BEGIN Recorded information

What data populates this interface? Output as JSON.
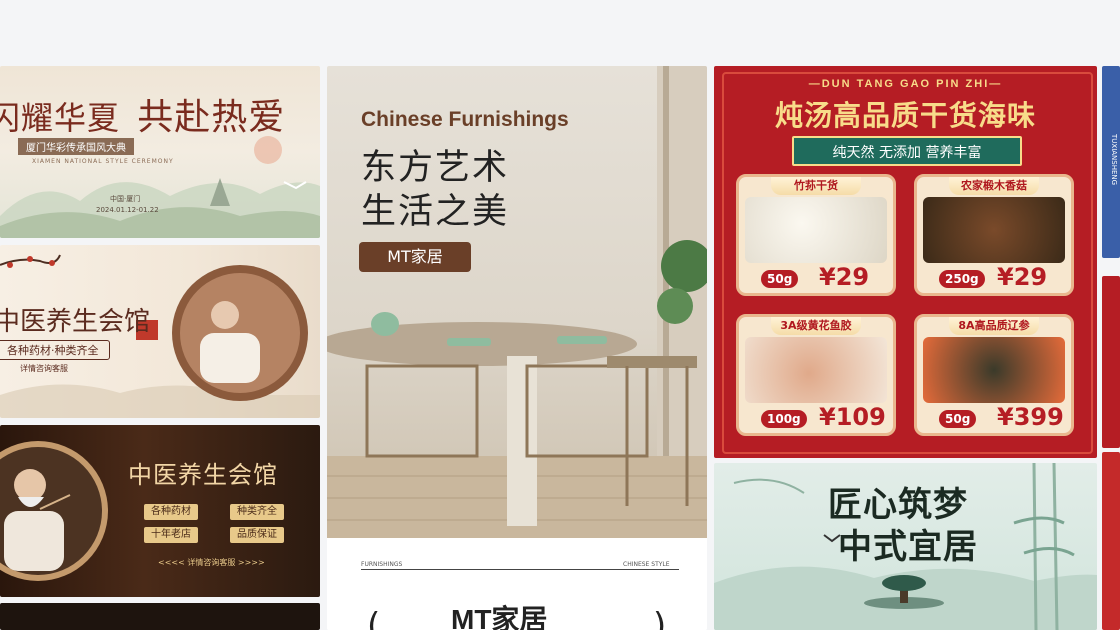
{
  "col1": {
    "banner1": {
      "title_a": "闪耀华夏",
      "title_b": "共赴热爱",
      "subtitle": "厦门华彩传承国风大典",
      "english": "XIAMEN NATIONAL STYLE CEREMONY",
      "location": "中国·厦门",
      "date": "2024.01.12-01.22"
    },
    "banner2": {
      "title": "中医养生会馆",
      "subtitle": "各种药材·种类齐全",
      "contact": "详情咨询客服"
    },
    "banner3": {
      "title": "中医养生会馆",
      "tags": [
        "各种药材",
        "种类齐全",
        "十年老店",
        "品质保证"
      ],
      "contact": "<<<< 详情咨询客服 >>>>"
    }
  },
  "col2": {
    "english_title": "Chinese Furnishings",
    "headline_1": "东方艺术",
    "headline_2": "生活之美",
    "brand_tag": "MT家居",
    "footer_left": "FURNISHINGS",
    "footer_right": "CHINESE STYLE",
    "footer_brand": "MT家居"
  },
  "col3": {
    "seafood": {
      "pinyin": "—DUN TANG GAO PIN ZHI—",
      "title": "炖汤高品质干货海味",
      "ribbon": "纯天然 无添加 营养丰富",
      "products": [
        {
          "name": "竹荪干货",
          "weight": "50g",
          "price": "¥29"
        },
        {
          "name": "农家椴木香菇",
          "weight": "250g",
          "price": "¥29"
        },
        {
          "name": "3A级黄花鱼胶",
          "weight": "100g",
          "price": "¥109"
        },
        {
          "name": "8A高品质辽参",
          "weight": "50g",
          "price": "¥399"
        }
      ]
    },
    "home": {
      "title_1": "匠心筑梦",
      "title_2": "中式宜居"
    }
  },
  "col4": {
    "vertical_text": "TUXIANSHENG"
  },
  "colors": {
    "accent_red": "#b51d24",
    "gold": "#f8dc8a",
    "brown": "#6a3f28"
  }
}
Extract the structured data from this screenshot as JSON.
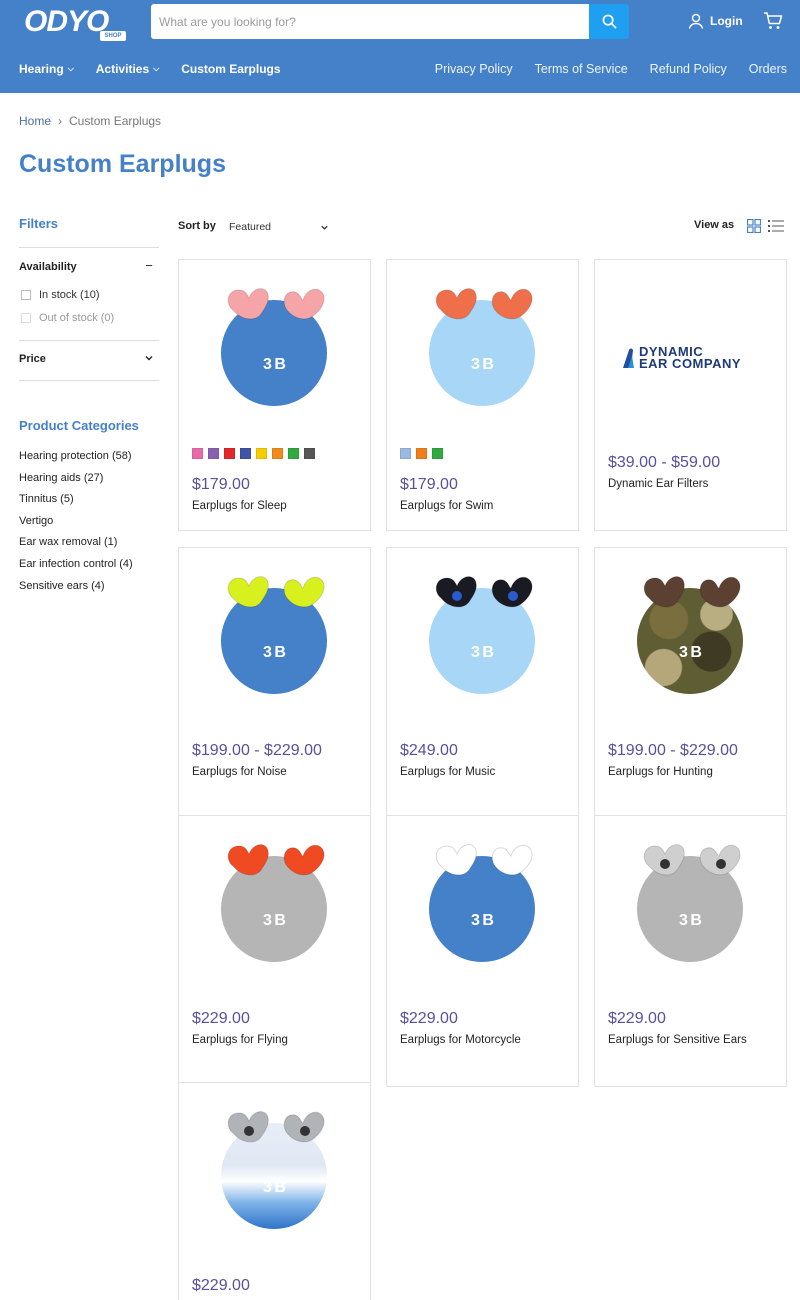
{
  "header": {
    "logo_text": "ODYO",
    "logo_sub": "SHOP",
    "search_placeholder": "What are you looking for?",
    "login_label": "Login"
  },
  "nav": {
    "left": [
      {
        "label": "Hearing",
        "has_caret": true
      },
      {
        "label": "Activities",
        "has_caret": true
      },
      {
        "label": "Custom Earplugs",
        "has_caret": false
      }
    ],
    "right": [
      {
        "label": "Privacy Policy"
      },
      {
        "label": "Terms of Service"
      },
      {
        "label": "Refund Policy"
      },
      {
        "label": "Orders"
      }
    ]
  },
  "breadcrumb": {
    "home": "Home",
    "separator": "›",
    "current": "Custom Earplugs"
  },
  "page_title": "Custom Earplugs",
  "sidebar": {
    "filters_title": "Filters",
    "availability": {
      "title": "Availability",
      "toggle": "−",
      "options": [
        {
          "label": "In stock (10)",
          "disabled": false
        },
        {
          "label": "Out of stock (0)",
          "disabled": true
        }
      ]
    },
    "price": {
      "title": "Price",
      "toggle": "⌄"
    },
    "categories_title": "Product Categories",
    "categories": [
      "Hearing protection (58)",
      "Hearing aids (27)",
      "Tinnitus (5)",
      "Vertigo",
      "Ear wax removal (1)",
      "Ear infection control (4)",
      "Sensitive ears (4)"
    ]
  },
  "toolbar": {
    "sort_label": "Sort by",
    "sort_value": "Featured",
    "view_label": "View as"
  },
  "products": [
    {
      "price": "$179.00",
      "name": "Earplugs for Sleep",
      "circle": "#4581c8",
      "plug": "#f5a5a8",
      "plug_style": "soft",
      "swatches": [
        "#e96aa8",
        "#8a5fb0",
        "#e3262c",
        "#3d55a3",
        "#f5cc00",
        "#f08a1c",
        "#2eaa3e",
        "#555555"
      ],
      "brand": "3 B"
    },
    {
      "price": "$179.00",
      "name": "Earplugs for Swim",
      "circle": "#a8d6f7",
      "plug": "#ef6f4a",
      "plug_style": "soft",
      "swatches": [
        "#9ab9e0",
        "#ef7f1a",
        "#2eaa3e"
      ],
      "brand": "3 B"
    },
    {
      "price": "$39.00 - $59.00",
      "name": "Dynamic Ear Filters",
      "logo": true,
      "logo_line1": "DYNAMIC",
      "logo_line2": "EAR COMPANY"
    },
    {
      "price": "$199.00 - $229.00",
      "name": "Earplugs for Noise",
      "circle": "#4581c8",
      "plug": "#d9f01f",
      "plug_style": "soft",
      "brand": "3 B"
    },
    {
      "price": "$249.00",
      "name": "Earplugs for Music",
      "circle": "#a8d6f7",
      "plug": "#1a1a22",
      "plug_style": "music",
      "brand": "3 B"
    },
    {
      "price": "$199.00 - $229.00",
      "name": "Earplugs for Hunting",
      "circle": "camo",
      "plug": "#5c4031",
      "plug_style": "soft",
      "brand": "3 B"
    },
    {
      "price": "$229.00",
      "name": "Earplugs for Flying",
      "circle": "#b5b5b5",
      "plug": "#f04a22",
      "plug_style": "soft",
      "brand": "3 B"
    },
    {
      "price": "$229.00",
      "name": "Earplugs for Motorcycle",
      "circle": "#4581c8",
      "plug": "#ffffff",
      "plug_style": "soft",
      "brand": "3 B"
    },
    {
      "price": "$229.00",
      "name": "Earplugs for Sensitive Ears",
      "circle": "#b5b5b5",
      "plug": "#cfcfcf",
      "plug_style": "music",
      "brand": "3 B"
    },
    {
      "price": "$229.00",
      "name": "",
      "circle": "teeth",
      "plug": "#b0b4b8",
      "plug_style": "music",
      "brand": "3 B"
    }
  ]
}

END Recorded information

Description of the task =>
Exactly reproduce each record, leaving out any pictures.

Response =>
What data populates this interface? Output as JSON.
{
  "col1": {
    "banner1": {
      "title_a": "闪耀华夏",
      "title_b": "共赴热爱",
      "subtitle": "厦门华彩传承国风大典",
      "english": "XIAMEN NATIONAL STYLE CEREMONY",
      "location": "中国·厦门",
      "date": "2024.01.12-01.22"
    },
    "banner2": {
      "title": "中医养生会馆",
      "subtitle": "各种药材·种类齐全",
      "contact": "详情咨询客服"
    },
    "banner3": {
      "title": "中医养生会馆",
      "tags": [
        "各种药材",
        "种类齐全",
        "十年老店",
        "品质保证"
      ],
      "contact": "<<<< 详情咨询客服 >>>>"
    }
  },
  "col2": {
    "english_title": "Chinese Furnishings",
    "headline_1": "东方艺术",
    "headline_2": "生活之美",
    "brand_tag": "MT家居",
    "footer_left": "FURNISHINGS",
    "footer_right": "CHINESE STYLE",
    "footer_brand": "MT家居"
  },
  "col3": {
    "seafood": {
      "pinyin": "—DUN TANG GAO PIN ZHI—",
      "title": "炖汤高品质干货海味",
      "ribbon": "纯天然 无添加 营养丰富",
      "products": [
        {
          "name": "竹荪干货",
          "weight": "50g",
          "price": "¥29"
        },
        {
          "name": "农家椴木香菇",
          "weight": "250g",
          "price": "¥29"
        },
        {
          "name": "3A级黄花鱼胶",
          "weight": "100g",
          "price": "¥109"
        },
        {
          "name": "8A高品质辽参",
          "weight": "50g",
          "price": "¥399"
        }
      ]
    },
    "home": {
      "title_1": "匠心筑梦",
      "title_2": "中式宜居"
    }
  },
  "col4": {
    "vertical_text": "TUXIANSHENG"
  },
  "colors": {
    "accent_red": "#b51d24",
    "gold": "#f8dc8a",
    "brown": "#6a3f28"
  }
}
Extract the structured data from this screenshot as JSON.
{
  "header": {
    "logo_text": "ODYO",
    "logo_sub": "SHOP",
    "search_placeholder": "What are you looking for?",
    "login_label": "Login"
  },
  "nav": {
    "left": [
      {
        "label": "Hearing",
        "has_caret": true
      },
      {
        "label": "Activities",
        "has_caret": true
      },
      {
        "label": "Custom Earplugs",
        "has_caret": false
      }
    ],
    "right": [
      {
        "label": "Privacy Policy"
      },
      {
        "label": "Terms of Service"
      },
      {
        "label": "Refund Policy"
      },
      {
        "label": "Orders"
      }
    ]
  },
  "breadcrumb": {
    "home": "Home",
    "separator": "›",
    "current": "Custom Earplugs"
  },
  "page_title": "Custom Earplugs",
  "sidebar": {
    "filters_title": "Filters",
    "availability": {
      "title": "Availability",
      "toggle": "−",
      "options": [
        {
          "label": "In stock (10)",
          "disabled": false
        },
        {
          "label": "Out of stock (0)",
          "disabled": true
        }
      ]
    },
    "price": {
      "title": "Price",
      "toggle": "⌄"
    },
    "categories_title": "Product Categories",
    "categories": [
      "Hearing protection (58)",
      "Hearing aids (27)",
      "Tinnitus (5)",
      "Vertigo",
      "Ear wax removal (1)",
      "Ear infection control (4)",
      "Sensitive ears (4)"
    ]
  },
  "toolbar": {
    "sort_label": "Sort by",
    "sort_value": "Featured",
    "view_label": "View as"
  },
  "products": [
    {
      "price": "$179.00",
      "name": "Earplugs for Sleep",
      "circle": "#4581c8",
      "plug": "#f5a5a8",
      "plug_style": "soft",
      "swatches": [
        "#e96aa8",
        "#8a5fb0",
        "#e3262c",
        "#3d55a3",
        "#f5cc00",
        "#f08a1c",
        "#2eaa3e",
        "#555555"
      ],
      "brand": "3 B"
    },
    {
      "price": "$179.00",
      "name": "Earplugs for Swim",
      "circle": "#a8d6f7",
      "plug": "#ef6f4a",
      "plug_style": "soft",
      "swatches": [
        "#9ab9e0",
        "#ef7f1a",
        "#2eaa3e"
      ],
      "brand": "3 B"
    },
    {
      "price": "$39.00 - $59.00",
      "name": "Dynamic Ear Filters",
      "logo": true,
      "logo_line1": "DYNAMIC",
      "logo_line2": "EAR COMPANY"
    },
    {
      "price": "$199.00 - $229.00",
      "name": "Earplugs for Noise",
      "circle": "#4581c8",
      "plug": "#d9f01f",
      "plug_style": "soft",
      "brand": "3 B"
    },
    {
      "price": "$249.00",
      "name": "Earplugs for Music",
      "circle": "#a8d6f7",
      "plug": "#1a1a22",
      "plug_style": "music",
      "brand": "3 B"
    },
    {
      "price": "$199.00 - $229.00",
      "name": "Earplugs for Hunting",
      "circle": "camo",
      "plug": "#5c4031",
      "plug_style": "soft",
      "brand": "3 B"
    },
    {
      "price": "$229.00",
      "name": "Earplugs for Flying",
      "circle": "#b5b5b5",
      "plug": "#f04a22",
      "plug_style": "soft",
      "brand": "3 B"
    },
    {
      "price": "$229.00",
      "name": "Earplugs for Motorcycle",
      "circle": "#4581c8",
      "plug": "#ffffff",
      "plug_style": "soft",
      "brand": "3 B"
    },
    {
      "price": "$229.00",
      "name": "Earplugs for Sensitive Ears",
      "circle": "#b5b5b5",
      "plug": "#cfcfcf",
      "plug_style": "music",
      "brand": "3 B"
    },
    {
      "price": "$229.00",
      "name": "",
      "circle": "teeth",
      "plug": "#b0b4b8",
      "plug_style": "music",
      "brand": "3 B"
    }
  ]
}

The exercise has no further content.